WRITTEN PROBLEM: All of the records below should be output exactly.

INPUT FOR THIS TASK:

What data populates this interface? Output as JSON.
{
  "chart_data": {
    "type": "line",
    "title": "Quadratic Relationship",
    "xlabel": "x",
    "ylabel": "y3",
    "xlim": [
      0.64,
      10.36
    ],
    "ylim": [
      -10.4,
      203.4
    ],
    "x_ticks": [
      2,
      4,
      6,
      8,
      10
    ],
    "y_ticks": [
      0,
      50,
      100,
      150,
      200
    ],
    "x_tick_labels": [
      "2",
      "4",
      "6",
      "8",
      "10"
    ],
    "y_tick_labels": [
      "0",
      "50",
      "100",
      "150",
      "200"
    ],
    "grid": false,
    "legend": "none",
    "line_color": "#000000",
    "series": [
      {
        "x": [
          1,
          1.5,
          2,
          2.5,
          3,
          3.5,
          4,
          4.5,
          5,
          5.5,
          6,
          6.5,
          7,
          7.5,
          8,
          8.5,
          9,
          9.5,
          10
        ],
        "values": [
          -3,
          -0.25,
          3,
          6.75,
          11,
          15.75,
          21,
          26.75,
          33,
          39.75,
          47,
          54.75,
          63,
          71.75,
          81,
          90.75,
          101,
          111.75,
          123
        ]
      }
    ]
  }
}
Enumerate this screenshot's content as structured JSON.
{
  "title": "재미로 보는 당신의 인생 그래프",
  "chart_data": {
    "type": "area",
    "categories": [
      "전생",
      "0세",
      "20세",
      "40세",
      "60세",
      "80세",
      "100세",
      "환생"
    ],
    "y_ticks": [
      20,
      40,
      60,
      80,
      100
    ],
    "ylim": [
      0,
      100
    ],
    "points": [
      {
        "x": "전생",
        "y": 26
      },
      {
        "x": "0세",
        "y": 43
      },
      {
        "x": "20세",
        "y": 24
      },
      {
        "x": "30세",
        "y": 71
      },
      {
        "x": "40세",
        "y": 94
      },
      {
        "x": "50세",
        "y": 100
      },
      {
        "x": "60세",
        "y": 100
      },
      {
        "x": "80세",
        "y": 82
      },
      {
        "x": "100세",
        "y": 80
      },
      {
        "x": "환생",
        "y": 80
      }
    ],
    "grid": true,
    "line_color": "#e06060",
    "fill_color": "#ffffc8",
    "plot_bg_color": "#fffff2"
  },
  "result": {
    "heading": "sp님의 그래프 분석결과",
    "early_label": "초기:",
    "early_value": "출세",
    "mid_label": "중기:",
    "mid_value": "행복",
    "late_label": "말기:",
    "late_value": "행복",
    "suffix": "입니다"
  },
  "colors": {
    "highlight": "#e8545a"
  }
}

FINAL RESULT:
What data populates this interface? Output as JSON.
{
  "chart_data": {
    "type": "line",
    "title": "Quadratic Relationship",
    "xlabel": "x",
    "ylabel": "y3",
    "xlim": [
      0.64,
      10.36
    ],
    "ylim": [
      -10.4,
      203.4
    ],
    "x_ticks": [
      2,
      4,
      6,
      8,
      10
    ],
    "y_ticks": [
      0,
      50,
      100,
      150,
      200
    ],
    "x_tick_labels": [
      "2",
      "4",
      "6",
      "8",
      "10"
    ],
    "y_tick_labels": [
      "0",
      "50",
      "100",
      "150",
      "200"
    ],
    "grid": false,
    "legend": "none",
    "line_color": "#000000",
    "series": [
      {
        "x": [
          1,
          1.5,
          2,
          2.5,
          3,
          3.5,
          4,
          4.5,
          5,
          5.5,
          6,
          6.5,
          7,
          7.5,
          8,
          8.5,
          9,
          9.5,
          10
        ],
        "values": [
          -3,
          -0.25,
          3,
          6.75,
          11,
          15.75,
          21,
          26.75,
          33,
          39.75,
          47,
          54.75,
          63,
          71.75,
          81,
          90.75,
          101,
          111.75,
          123
        ]
      }
    ]
  }
}
Enumerate this screenshot's content as structured JSON.
{
  "title": "재미로 보는 당신의 인생 그래프",
  "chart_data": {
    "type": "area",
    "categories": [
      "전생",
      "0세",
      "20세",
      "40세",
      "60세",
      "80세",
      "100세",
      "환생"
    ],
    "y_ticks": [
      20,
      40,
      60,
      80,
      100
    ],
    "ylim": [
      0,
      100
    ],
    "points": [
      {
        "x": "전생",
        "y": 26
      },
      {
        "x": "0세",
        "y": 43
      },
      {
        "x": "20세",
        "y": 24
      },
      {
        "x": "30세",
        "y": 71
      },
      {
        "x": "40세",
        "y": 94
      },
      {
        "x": "50세",
        "y": 100
      },
      {
        "x": "60세",
        "y": 100
      },
      {
        "x": "80세",
        "y": 82
      },
      {
        "x": "100세",
        "y": 80
      },
      {
        "x": "환생",
        "y": 80
      }
    ],
    "grid": true,
    "line_color": "#e06060",
    "fill_color": "#ffffc8",
    "plot_bg_color": "#fffff2"
  },
  "result": {
    "heading": "sp님의 그래프 분석결과",
    "early_label": "초기:",
    "early_value": "출세",
    "mid_label": "중기:",
    "mid_value": "행복",
    "late_label": "말기:",
    "late_value": "행복",
    "suffix": "입니다"
  },
  "colors": {
    "highlight": "#e8545a"
  }
}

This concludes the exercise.